**Work instructions**. Look through the lines and report how many include the word "是个女孩", giving nothing but the number.

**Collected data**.
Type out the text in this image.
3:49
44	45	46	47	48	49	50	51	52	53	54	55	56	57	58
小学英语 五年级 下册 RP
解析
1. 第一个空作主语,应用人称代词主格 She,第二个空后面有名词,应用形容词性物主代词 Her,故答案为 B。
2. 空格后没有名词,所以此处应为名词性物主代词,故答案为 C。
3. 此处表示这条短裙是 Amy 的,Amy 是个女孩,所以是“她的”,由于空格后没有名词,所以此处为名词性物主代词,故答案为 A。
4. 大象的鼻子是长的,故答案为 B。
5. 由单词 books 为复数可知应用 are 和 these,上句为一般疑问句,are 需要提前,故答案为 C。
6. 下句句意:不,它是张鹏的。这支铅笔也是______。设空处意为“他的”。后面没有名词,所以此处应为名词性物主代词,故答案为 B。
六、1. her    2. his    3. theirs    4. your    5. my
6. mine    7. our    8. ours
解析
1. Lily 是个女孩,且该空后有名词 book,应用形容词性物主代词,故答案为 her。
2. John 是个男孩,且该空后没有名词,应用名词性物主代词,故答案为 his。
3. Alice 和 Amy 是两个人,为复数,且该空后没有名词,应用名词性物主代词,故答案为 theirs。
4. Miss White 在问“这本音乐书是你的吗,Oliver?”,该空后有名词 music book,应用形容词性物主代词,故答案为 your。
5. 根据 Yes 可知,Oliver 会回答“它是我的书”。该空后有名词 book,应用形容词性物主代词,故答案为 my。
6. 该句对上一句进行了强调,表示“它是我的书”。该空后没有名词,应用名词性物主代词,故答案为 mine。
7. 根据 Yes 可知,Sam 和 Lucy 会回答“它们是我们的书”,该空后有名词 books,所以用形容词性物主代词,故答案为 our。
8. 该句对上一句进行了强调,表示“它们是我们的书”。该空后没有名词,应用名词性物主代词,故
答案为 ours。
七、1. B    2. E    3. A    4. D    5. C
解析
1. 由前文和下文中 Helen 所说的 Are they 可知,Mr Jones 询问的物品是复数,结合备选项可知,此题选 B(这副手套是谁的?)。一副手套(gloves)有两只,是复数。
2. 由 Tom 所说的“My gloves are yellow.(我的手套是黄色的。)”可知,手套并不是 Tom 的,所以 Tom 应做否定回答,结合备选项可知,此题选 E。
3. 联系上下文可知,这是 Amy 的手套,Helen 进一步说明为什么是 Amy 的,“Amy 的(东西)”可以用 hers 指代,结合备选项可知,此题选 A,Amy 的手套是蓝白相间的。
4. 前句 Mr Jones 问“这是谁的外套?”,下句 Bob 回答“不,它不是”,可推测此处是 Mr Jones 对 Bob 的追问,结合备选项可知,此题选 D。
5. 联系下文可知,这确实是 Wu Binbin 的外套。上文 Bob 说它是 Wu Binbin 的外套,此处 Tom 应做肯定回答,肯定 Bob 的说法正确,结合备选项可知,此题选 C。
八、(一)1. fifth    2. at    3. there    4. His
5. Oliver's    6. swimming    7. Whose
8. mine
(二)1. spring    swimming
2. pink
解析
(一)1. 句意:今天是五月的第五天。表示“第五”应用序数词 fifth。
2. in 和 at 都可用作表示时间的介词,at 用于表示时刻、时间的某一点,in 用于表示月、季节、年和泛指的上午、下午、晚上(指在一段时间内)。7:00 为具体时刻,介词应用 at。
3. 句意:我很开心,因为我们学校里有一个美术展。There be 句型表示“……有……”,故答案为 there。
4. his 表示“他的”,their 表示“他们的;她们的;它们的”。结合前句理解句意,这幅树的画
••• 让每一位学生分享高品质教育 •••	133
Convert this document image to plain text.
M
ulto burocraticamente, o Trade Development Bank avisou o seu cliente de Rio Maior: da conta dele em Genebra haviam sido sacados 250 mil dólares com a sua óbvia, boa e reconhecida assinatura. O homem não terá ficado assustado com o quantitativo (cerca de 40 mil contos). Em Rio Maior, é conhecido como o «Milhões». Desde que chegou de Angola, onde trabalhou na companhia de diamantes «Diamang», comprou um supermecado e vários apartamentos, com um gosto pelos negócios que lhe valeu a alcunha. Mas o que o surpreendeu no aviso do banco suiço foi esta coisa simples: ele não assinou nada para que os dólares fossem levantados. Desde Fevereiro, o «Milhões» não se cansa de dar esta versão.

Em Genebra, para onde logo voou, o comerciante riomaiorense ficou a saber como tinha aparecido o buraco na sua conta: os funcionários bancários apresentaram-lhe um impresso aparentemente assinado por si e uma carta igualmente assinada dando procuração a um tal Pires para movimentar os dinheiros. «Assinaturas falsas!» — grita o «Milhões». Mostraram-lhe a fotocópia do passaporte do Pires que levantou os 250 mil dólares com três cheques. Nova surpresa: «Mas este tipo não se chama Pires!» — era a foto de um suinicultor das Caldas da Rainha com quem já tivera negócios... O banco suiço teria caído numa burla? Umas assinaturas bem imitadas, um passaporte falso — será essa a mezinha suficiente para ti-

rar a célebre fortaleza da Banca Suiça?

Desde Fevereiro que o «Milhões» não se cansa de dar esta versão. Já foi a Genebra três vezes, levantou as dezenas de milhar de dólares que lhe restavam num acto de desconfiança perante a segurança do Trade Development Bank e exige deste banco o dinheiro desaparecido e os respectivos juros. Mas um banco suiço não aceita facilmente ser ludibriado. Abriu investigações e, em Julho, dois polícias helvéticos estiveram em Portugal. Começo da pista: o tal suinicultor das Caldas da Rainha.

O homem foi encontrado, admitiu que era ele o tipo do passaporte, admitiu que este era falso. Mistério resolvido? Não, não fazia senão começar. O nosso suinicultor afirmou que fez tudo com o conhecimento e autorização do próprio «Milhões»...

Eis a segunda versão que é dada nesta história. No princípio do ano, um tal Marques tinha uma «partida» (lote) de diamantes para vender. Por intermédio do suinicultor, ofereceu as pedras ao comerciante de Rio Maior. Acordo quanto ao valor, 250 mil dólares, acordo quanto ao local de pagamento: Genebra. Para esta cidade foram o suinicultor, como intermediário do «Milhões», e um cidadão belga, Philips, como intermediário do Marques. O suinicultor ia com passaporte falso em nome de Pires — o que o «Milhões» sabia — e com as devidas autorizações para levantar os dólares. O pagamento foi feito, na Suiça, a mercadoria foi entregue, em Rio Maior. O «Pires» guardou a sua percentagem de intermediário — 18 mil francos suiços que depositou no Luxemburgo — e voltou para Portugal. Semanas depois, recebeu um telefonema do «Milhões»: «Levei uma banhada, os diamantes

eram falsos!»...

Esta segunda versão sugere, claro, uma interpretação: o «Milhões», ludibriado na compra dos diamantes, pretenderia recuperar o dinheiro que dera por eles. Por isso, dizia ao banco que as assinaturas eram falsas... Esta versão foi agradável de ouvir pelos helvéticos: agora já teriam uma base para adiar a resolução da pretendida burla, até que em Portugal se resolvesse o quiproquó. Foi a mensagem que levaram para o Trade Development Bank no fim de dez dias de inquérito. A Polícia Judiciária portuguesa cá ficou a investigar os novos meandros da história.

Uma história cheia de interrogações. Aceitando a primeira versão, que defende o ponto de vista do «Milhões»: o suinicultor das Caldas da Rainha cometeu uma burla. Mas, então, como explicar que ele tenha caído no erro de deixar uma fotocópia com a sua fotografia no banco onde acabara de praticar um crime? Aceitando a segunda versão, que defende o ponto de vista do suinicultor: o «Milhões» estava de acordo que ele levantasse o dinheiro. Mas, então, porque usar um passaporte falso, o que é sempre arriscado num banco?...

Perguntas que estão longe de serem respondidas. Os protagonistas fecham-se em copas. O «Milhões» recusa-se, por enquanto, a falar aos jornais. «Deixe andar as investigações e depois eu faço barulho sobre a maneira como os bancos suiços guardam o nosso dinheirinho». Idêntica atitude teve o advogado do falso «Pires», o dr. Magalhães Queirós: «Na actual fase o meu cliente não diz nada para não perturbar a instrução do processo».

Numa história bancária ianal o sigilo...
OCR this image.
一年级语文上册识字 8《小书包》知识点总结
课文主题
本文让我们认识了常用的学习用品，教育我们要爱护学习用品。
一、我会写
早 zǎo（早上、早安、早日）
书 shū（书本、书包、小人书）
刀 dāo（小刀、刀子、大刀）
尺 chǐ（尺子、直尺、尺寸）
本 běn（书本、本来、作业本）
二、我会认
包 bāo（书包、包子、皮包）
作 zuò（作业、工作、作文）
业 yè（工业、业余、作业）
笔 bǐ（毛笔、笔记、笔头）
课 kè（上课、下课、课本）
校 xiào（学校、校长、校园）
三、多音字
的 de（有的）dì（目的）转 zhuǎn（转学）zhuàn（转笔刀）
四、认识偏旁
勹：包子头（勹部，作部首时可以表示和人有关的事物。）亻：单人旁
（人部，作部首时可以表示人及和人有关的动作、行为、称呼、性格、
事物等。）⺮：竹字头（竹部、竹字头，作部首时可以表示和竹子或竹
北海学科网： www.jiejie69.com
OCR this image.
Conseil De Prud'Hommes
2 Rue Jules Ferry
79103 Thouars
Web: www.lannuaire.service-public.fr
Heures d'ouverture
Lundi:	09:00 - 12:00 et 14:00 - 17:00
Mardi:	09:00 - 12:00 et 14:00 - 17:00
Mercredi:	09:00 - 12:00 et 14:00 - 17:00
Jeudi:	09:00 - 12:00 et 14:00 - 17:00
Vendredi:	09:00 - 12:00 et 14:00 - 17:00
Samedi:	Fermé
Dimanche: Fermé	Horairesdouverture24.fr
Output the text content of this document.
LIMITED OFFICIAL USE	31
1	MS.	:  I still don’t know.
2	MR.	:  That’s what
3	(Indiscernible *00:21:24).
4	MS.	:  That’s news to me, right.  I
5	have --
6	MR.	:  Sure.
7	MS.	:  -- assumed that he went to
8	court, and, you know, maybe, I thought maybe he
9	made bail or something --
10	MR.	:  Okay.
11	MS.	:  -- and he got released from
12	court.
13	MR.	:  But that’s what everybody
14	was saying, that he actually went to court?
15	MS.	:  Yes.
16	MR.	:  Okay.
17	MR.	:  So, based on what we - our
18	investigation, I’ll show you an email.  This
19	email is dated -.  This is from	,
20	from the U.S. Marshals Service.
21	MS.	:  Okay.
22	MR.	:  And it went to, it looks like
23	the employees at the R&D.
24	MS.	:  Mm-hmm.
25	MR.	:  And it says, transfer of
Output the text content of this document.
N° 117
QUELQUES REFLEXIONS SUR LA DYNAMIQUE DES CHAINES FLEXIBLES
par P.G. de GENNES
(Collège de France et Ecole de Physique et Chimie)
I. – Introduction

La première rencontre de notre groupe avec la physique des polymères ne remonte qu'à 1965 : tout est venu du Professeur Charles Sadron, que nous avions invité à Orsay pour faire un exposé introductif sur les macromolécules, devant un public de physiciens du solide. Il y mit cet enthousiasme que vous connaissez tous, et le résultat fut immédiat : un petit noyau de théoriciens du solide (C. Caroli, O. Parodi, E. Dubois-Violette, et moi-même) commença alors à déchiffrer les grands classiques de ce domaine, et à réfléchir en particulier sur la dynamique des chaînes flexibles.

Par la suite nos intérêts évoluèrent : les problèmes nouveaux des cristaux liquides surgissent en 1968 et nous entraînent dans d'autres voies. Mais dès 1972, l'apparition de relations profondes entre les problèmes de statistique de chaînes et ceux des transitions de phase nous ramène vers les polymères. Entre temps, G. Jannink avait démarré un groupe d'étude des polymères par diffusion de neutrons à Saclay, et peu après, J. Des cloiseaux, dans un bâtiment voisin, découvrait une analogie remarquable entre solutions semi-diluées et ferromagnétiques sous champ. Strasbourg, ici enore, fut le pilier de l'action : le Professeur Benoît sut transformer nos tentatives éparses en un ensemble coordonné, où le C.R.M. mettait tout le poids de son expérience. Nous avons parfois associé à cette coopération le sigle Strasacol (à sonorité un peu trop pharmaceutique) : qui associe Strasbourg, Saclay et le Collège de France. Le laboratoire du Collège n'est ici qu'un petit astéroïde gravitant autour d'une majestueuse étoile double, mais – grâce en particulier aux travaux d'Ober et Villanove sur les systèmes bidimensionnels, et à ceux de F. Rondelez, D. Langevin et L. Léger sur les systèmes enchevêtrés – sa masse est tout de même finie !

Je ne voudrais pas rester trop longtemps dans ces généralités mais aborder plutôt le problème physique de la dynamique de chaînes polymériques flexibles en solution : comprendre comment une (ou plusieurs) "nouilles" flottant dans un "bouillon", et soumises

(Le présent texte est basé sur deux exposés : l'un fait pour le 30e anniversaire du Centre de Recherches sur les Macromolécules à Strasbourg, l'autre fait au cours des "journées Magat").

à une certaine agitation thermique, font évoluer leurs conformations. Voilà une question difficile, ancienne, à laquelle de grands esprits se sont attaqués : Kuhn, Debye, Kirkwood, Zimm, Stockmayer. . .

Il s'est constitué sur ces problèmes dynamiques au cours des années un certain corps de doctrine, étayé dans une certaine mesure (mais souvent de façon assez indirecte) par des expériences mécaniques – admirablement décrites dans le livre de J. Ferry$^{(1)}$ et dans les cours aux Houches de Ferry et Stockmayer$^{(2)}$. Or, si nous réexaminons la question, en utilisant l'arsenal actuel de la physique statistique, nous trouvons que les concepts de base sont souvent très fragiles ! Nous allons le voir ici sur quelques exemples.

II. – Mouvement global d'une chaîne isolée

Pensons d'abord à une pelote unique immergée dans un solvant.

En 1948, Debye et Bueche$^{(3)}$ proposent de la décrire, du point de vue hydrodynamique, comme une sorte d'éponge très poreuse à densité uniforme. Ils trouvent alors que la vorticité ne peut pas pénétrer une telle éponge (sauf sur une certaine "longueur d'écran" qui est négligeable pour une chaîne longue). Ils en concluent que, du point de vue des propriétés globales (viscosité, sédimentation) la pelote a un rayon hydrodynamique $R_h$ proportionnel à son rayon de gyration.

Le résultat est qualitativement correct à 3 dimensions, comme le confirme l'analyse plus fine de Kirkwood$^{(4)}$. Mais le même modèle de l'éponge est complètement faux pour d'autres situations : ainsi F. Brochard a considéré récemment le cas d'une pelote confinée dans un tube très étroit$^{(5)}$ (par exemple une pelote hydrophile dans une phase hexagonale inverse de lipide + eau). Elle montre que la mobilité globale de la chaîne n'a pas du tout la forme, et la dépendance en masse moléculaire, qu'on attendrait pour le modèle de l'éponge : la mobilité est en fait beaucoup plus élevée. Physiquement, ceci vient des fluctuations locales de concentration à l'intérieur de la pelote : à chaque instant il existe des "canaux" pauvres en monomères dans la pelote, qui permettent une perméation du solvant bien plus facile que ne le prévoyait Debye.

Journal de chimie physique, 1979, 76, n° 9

**Reply**. 2